* **Your task**: Filter the listing and keep only the lines with the word "ylabel".

Figure record extracts:
◆ ◆ ◆ ◆ ◆ ◆ ◆

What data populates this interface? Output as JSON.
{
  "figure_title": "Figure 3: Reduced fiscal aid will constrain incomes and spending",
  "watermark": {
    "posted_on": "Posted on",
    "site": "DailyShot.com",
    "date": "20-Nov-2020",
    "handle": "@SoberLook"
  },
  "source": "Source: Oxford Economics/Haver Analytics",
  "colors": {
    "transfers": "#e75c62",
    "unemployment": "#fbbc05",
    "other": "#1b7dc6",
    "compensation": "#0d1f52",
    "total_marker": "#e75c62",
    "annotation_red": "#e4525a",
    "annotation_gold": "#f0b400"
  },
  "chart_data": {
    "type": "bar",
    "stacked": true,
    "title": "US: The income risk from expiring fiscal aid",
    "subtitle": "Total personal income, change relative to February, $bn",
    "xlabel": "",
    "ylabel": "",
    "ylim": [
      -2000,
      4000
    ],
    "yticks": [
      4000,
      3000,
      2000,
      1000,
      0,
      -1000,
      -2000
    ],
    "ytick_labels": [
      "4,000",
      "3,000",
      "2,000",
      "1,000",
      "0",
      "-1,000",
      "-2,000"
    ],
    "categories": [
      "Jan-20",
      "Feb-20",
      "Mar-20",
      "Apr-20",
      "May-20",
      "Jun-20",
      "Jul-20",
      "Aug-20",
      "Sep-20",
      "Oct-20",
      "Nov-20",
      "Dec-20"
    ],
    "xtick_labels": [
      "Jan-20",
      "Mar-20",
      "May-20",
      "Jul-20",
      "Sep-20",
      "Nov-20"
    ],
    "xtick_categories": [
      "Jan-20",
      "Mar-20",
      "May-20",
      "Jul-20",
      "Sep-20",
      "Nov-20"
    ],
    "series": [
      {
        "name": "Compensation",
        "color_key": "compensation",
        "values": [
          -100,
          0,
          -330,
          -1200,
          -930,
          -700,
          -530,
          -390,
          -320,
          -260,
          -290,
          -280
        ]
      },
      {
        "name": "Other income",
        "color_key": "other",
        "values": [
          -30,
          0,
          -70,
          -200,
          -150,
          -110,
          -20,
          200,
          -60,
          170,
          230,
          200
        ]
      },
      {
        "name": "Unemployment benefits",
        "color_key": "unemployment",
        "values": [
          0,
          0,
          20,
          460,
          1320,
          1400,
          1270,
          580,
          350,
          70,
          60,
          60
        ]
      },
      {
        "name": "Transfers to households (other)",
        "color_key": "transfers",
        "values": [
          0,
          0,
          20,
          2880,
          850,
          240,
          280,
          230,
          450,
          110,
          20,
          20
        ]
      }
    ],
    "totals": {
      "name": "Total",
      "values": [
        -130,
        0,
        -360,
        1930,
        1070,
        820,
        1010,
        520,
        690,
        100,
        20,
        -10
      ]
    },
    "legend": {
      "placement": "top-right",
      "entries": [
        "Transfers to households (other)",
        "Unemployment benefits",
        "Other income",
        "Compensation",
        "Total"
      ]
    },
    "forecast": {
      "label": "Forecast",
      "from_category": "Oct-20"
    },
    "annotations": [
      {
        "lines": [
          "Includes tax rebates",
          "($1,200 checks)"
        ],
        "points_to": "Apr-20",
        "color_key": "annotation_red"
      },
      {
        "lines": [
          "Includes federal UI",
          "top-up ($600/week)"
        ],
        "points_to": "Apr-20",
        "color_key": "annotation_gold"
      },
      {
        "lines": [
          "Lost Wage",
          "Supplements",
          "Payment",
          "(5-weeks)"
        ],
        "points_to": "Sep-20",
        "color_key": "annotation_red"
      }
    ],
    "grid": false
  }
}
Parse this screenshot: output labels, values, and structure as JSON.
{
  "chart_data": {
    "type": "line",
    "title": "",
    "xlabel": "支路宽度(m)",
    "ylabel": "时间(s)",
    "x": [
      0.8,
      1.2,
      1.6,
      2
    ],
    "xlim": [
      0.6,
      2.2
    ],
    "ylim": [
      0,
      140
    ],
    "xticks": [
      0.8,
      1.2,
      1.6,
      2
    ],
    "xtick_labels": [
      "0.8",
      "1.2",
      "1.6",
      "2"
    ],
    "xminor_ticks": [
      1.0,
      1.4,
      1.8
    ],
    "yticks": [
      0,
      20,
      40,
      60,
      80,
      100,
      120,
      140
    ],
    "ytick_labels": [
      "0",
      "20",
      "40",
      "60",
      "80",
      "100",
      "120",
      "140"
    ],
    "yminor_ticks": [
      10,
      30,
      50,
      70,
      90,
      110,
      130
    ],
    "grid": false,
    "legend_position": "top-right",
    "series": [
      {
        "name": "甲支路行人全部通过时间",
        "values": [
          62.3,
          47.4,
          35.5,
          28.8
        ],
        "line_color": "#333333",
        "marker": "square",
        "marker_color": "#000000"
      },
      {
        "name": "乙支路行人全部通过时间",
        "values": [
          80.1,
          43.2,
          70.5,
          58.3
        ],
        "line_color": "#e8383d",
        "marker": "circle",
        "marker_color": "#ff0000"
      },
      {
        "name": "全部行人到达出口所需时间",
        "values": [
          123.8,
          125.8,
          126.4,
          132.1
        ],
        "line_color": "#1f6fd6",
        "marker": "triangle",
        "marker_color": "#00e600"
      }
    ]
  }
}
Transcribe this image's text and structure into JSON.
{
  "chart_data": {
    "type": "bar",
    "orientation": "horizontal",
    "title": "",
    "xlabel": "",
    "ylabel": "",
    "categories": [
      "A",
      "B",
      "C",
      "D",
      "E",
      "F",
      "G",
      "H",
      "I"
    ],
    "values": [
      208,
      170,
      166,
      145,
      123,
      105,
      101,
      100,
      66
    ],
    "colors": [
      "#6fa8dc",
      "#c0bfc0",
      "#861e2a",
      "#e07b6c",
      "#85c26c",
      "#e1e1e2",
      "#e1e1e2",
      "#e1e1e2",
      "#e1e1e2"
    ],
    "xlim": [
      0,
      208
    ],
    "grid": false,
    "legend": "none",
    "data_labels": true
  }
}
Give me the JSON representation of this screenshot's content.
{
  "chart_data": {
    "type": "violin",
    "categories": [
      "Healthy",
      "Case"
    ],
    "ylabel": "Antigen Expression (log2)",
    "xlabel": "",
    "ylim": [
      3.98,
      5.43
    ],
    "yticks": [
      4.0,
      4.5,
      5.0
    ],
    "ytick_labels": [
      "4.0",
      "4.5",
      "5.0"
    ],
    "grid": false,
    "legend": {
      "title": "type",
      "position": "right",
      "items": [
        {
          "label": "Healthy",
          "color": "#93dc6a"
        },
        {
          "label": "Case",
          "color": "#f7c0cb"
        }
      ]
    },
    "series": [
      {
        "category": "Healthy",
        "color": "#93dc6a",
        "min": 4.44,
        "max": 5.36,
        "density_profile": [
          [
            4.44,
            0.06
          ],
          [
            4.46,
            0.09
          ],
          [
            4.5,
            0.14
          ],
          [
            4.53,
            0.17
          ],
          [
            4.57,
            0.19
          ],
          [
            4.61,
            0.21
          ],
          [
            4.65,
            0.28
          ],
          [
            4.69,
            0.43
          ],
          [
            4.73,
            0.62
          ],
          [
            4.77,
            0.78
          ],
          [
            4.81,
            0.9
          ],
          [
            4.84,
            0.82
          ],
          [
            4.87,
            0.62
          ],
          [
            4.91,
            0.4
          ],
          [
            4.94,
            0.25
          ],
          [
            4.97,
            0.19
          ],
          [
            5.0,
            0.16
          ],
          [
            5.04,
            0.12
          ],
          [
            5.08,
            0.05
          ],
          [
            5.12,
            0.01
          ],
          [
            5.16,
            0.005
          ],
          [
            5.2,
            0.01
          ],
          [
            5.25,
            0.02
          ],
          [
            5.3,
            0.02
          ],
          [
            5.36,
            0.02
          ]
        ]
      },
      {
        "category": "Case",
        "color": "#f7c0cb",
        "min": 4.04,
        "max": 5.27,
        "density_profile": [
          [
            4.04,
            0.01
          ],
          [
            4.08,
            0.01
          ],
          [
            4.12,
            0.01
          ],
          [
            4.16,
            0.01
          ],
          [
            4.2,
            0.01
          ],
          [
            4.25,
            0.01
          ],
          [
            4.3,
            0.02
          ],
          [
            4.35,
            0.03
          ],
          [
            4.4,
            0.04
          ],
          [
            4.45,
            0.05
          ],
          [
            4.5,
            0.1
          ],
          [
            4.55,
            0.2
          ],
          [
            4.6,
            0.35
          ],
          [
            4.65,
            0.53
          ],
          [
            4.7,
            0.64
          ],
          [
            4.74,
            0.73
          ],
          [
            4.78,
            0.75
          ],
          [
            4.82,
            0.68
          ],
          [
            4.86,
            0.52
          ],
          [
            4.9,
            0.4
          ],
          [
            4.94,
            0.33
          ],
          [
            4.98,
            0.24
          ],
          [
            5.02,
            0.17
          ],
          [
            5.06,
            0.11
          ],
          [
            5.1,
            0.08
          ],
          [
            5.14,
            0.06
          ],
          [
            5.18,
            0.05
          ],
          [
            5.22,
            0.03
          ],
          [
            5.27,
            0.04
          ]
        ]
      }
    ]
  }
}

◆ ◆ ◆ ◆ ◆ ◆ ◆

* **Correct response**:
    "ylabel": "",
    "ylabel": "时间(s)",
    "ylabel": "",
    "ylabel": "Antigen Expression (log2)",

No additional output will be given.